>>>

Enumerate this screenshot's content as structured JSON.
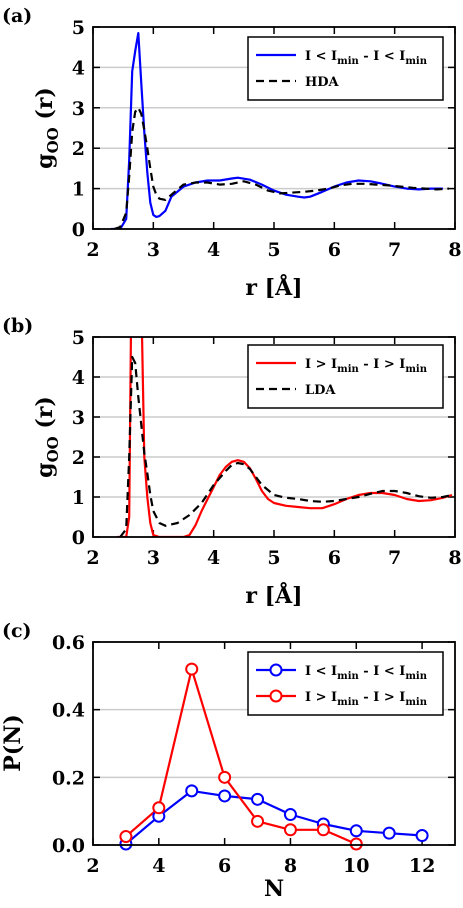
{
  "chart_data": [
    {
      "panel_label": "(a)",
      "type": "line",
      "xlabel": "r [Å]",
      "ylabel": "g",
      "ylabel_sub": "OO",
      "ylabel_suffix": " (r)",
      "xlim": [
        2,
        8
      ],
      "ylim": [
        0,
        5
      ],
      "xticks": [
        2,
        3,
        4,
        5,
        6,
        7,
        8
      ],
      "yticks": [
        0,
        1,
        2,
        3,
        4,
        5
      ],
      "grid": true,
      "legend_position": "top-right",
      "series": [
        {
          "name": "I < I_min - I < I_min",
          "legend": {
            "a": "I < I",
            "a_sub": "min",
            "b": " - I < I",
            "b_sub": "min"
          },
          "color": "#0000ff",
          "dash": "solid",
          "x": [
            2.3,
            2.45,
            2.55,
            2.6,
            2.65,
            2.7,
            2.75,
            2.8,
            2.85,
            2.9,
            2.95,
            3.0,
            3.05,
            3.1,
            3.2,
            3.3,
            3.5,
            3.7,
            3.9,
            4.1,
            4.3,
            4.4,
            4.6,
            4.8,
            5.0,
            5.2,
            5.4,
            5.5,
            5.6,
            5.8,
            6.0,
            6.2,
            6.4,
            6.6,
            6.8,
            7.0,
            7.2,
            7.4,
            7.6,
            7.8
          ],
          "y": [
            0.0,
            0.0,
            0.25,
            1.7,
            3.9,
            4.4,
            4.85,
            3.6,
            2.4,
            1.4,
            0.65,
            0.35,
            0.3,
            0.32,
            0.45,
            0.8,
            1.05,
            1.15,
            1.2,
            1.2,
            1.25,
            1.27,
            1.22,
            1.1,
            0.95,
            0.85,
            0.8,
            0.78,
            0.8,
            0.92,
            1.05,
            1.15,
            1.2,
            1.18,
            1.12,
            1.05,
            1.0,
            0.98,
            1.0,
            1.0
          ]
        },
        {
          "name": "HDA",
          "legend": {
            "a": "HDA"
          },
          "color": "#000000",
          "dash": "dashed",
          "x": [
            2.35,
            2.45,
            2.55,
            2.6,
            2.65,
            2.7,
            2.75,
            2.8,
            2.85,
            2.9,
            2.95,
            3.0,
            3.05,
            3.1,
            3.2,
            3.3,
            3.5,
            3.7,
            3.9,
            4.1,
            4.3,
            4.5,
            4.7,
            4.9,
            5.1,
            5.3,
            5.5,
            5.7,
            5.9,
            6.1,
            6.3,
            6.5,
            6.7,
            6.9,
            7.1,
            7.3,
            7.5,
            7.7,
            7.9
          ],
          "y": [
            0.0,
            0.05,
            0.4,
            1.3,
            2.4,
            2.9,
            3.0,
            2.85,
            2.45,
            2.0,
            1.5,
            1.05,
            0.85,
            0.75,
            0.72,
            0.85,
            1.1,
            1.15,
            1.15,
            1.1,
            1.12,
            1.18,
            1.1,
            0.95,
            0.88,
            0.9,
            0.92,
            0.95,
            1.0,
            1.08,
            1.12,
            1.12,
            1.1,
            1.08,
            1.05,
            1.02,
            1.0,
            0.98,
            1.0
          ]
        }
      ]
    },
    {
      "panel_label": "(b)",
      "type": "line",
      "xlabel": "r [Å]",
      "ylabel": "g",
      "ylabel_sub": "OO",
      "ylabel_suffix": " (r)",
      "xlim": [
        2,
        8
      ],
      "ylim": [
        0,
        5
      ],
      "xticks": [
        2,
        3,
        4,
        5,
        6,
        7,
        8
      ],
      "yticks": [
        0,
        1,
        2,
        3,
        4,
        5
      ],
      "grid": true,
      "legend_position": "top-right",
      "series": [
        {
          "name": "I > I_min - I > I_min",
          "legend": {
            "a": "I > I",
            "a_sub": "min",
            "b": " - I > I",
            "b_sub": "min"
          },
          "color": "#ff0000",
          "dash": "solid",
          "x": [
            2.4,
            2.55,
            2.6,
            2.63,
            2.66,
            2.7,
            2.78,
            2.81,
            2.85,
            2.9,
            2.95,
            3.0,
            3.1,
            3.3,
            3.5,
            3.6,
            3.7,
            3.8,
            3.9,
            4.0,
            4.1,
            4.2,
            4.3,
            4.4,
            4.5,
            4.6,
            4.7,
            4.8,
            4.9,
            5.0,
            5.2,
            5.4,
            5.6,
            5.8,
            6.0,
            6.2,
            6.4,
            6.6,
            6.8,
            7.0,
            7.2,
            7.4,
            7.6,
            7.8,
            7.95
          ],
          "y": [
            0.0,
            0.0,
            0.5,
            5.2,
            5.2,
            5.2,
            5.2,
            5.2,
            2.0,
            1.0,
            0.35,
            0.05,
            0.0,
            0.0,
            0.0,
            0.05,
            0.3,
            0.65,
            0.95,
            1.25,
            1.55,
            1.75,
            1.88,
            1.92,
            1.88,
            1.72,
            1.45,
            1.15,
            0.95,
            0.85,
            0.78,
            0.75,
            0.72,
            0.72,
            0.82,
            0.95,
            1.05,
            1.1,
            1.1,
            1.05,
            0.95,
            0.9,
            0.92,
            0.98,
            1.05
          ]
        },
        {
          "name": "LDA",
          "legend": {
            "a": "LDA"
          },
          "color": "#000000",
          "dash": "dashed",
          "x": [
            2.45,
            2.55,
            2.6,
            2.65,
            2.7,
            2.75,
            2.8,
            2.85,
            2.9,
            2.95,
            3.0,
            3.1,
            3.2,
            3.4,
            3.6,
            3.8,
            4.0,
            4.2,
            4.3,
            4.4,
            4.5,
            4.6,
            4.7,
            4.8,
            5.0,
            5.2,
            5.4,
            5.6,
            5.8,
            6.0,
            6.2,
            6.4,
            6.6,
            6.8,
            7.0,
            7.2,
            7.4,
            7.6,
            7.8,
            7.95
          ],
          "y": [
            0.0,
            0.2,
            2.0,
            4.5,
            4.35,
            3.5,
            2.8,
            2.1,
            1.6,
            1.05,
            0.65,
            0.35,
            0.28,
            0.35,
            0.55,
            0.85,
            1.3,
            1.65,
            1.8,
            1.85,
            1.82,
            1.7,
            1.5,
            1.3,
            1.05,
            0.98,
            0.95,
            0.9,
            0.88,
            0.9,
            0.95,
            1.0,
            1.08,
            1.15,
            1.15,
            1.1,
            1.02,
            0.98,
            1.0,
            1.05
          ]
        }
      ]
    },
    {
      "panel_label": "(c)",
      "type": "line",
      "xlabel": "N",
      "ylabel": "P(N)",
      "ylabel_sub": "",
      "ylabel_suffix": "",
      "xlim": [
        2,
        13
      ],
      "ylim": [
        0,
        0.6
      ],
      "xticks": [
        2,
        4,
        6,
        8,
        10,
        12
      ],
      "yticks": [
        0.0,
        0.2,
        0.4,
        0.6
      ],
      "ytick_labels": [
        "0.0",
        "0.2",
        "0.4",
        "0.6"
      ],
      "grid": true,
      "legend_position": "top-right",
      "series": [
        {
          "name": "I < I_min - I < I_min",
          "legend": {
            "a": "I < I",
            "a_sub": "min",
            "b": " - I < I",
            "b_sub": "min"
          },
          "color": "#0000ff",
          "dash": "solid",
          "markers": true,
          "x": [
            3,
            4,
            5,
            6,
            7,
            8,
            9,
            10,
            11,
            12
          ],
          "y": [
            0.003,
            0.085,
            0.16,
            0.145,
            0.135,
            0.09,
            0.062,
            0.042,
            0.035,
            0.028
          ]
        },
        {
          "name": "I > I_min - I > I_min",
          "legend": {
            "a": "I > I",
            "a_sub": "min",
            "b": " - I > I",
            "b_sub": "min"
          },
          "color": "#ff0000",
          "dash": "solid",
          "markers": true,
          "x": [
            3,
            4,
            5,
            6,
            7,
            8,
            9,
            10
          ],
          "y": [
            0.025,
            0.11,
            0.52,
            0.2,
            0.07,
            0.045,
            0.045,
            0.003
          ]
        }
      ]
    }
  ]
}
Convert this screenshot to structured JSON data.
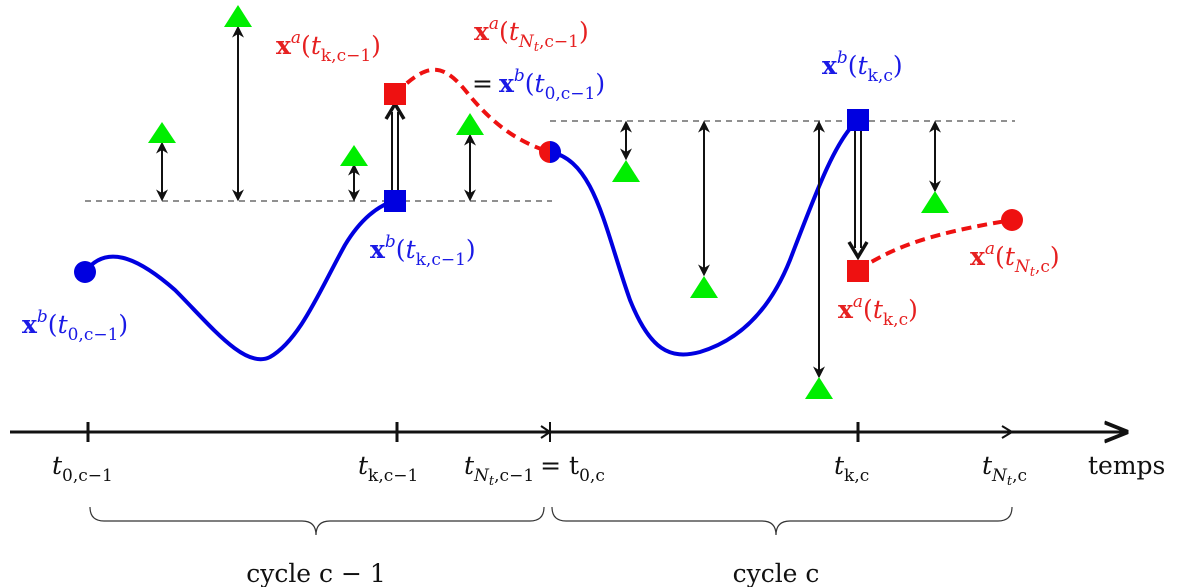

<<<

### Exercise description
Say how many lines in the records above hold "screenshot", and give no other text.

### Output of the task
2